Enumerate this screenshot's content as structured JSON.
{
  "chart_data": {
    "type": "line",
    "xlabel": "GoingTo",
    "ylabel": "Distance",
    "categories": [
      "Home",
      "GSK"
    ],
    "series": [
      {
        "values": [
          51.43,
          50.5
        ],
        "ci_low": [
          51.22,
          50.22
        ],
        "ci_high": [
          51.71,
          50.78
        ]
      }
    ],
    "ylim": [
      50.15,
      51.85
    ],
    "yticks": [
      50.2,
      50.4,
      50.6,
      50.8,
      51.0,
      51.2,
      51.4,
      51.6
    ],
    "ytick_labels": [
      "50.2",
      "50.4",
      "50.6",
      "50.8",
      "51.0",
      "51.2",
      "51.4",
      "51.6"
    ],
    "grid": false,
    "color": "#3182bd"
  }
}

Exercise instructions: Copy the material above verbatim.

Written reply:
Enumerate this screenshot's content as structured JSON.
{
  "chart_data": {
    "type": "line",
    "xlabel": "GoingTo",
    "ylabel": "Distance",
    "categories": [
      "Home",
      "GSK"
    ],
    "series": [
      {
        "values": [
          51.43,
          50.5
        ],
        "ci_low": [
          51.22,
          50.22
        ],
        "ci_high": [
          51.71,
          50.78
        ]
      }
    ],
    "ylim": [
      50.15,
      51.85
    ],
    "yticks": [
      50.2,
      50.4,
      50.6,
      50.8,
      51.0,
      51.2,
      51.4,
      51.6
    ],
    "ytick_labels": [
      "50.2",
      "50.4",
      "50.6",
      "50.8",
      "51.0",
      "51.2",
      "51.4",
      "51.6"
    ],
    "grid": false,
    "color": "#3182bd"
  }
}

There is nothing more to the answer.